Identify every line containing the word "prueba" and reproduce each one.

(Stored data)
━━━━━━━━━━━━━━━━━━━━
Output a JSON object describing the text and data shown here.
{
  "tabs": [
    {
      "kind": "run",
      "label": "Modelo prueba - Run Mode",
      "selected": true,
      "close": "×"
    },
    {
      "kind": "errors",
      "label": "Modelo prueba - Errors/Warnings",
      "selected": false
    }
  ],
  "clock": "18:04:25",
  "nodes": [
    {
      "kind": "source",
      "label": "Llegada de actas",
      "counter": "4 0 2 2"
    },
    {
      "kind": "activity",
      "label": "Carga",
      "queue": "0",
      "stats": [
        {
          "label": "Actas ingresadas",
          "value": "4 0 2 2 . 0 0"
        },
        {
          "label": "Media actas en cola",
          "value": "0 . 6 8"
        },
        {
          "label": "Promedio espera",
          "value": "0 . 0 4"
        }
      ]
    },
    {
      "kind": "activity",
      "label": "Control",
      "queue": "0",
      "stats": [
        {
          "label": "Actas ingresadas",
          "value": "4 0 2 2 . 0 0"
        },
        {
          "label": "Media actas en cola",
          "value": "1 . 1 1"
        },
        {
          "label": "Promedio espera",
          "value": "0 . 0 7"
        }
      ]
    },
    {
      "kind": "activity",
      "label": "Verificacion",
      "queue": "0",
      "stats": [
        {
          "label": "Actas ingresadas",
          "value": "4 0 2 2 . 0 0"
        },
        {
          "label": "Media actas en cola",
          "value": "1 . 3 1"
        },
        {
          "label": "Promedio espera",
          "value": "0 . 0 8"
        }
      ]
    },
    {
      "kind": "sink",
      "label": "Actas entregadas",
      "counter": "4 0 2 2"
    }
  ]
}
━━━━━━━━━━━━━━━━━━━━
Full output
      "label": "Modelo prueba - Run Mode",
      "label": "Modelo prueba - Errors/Warnings",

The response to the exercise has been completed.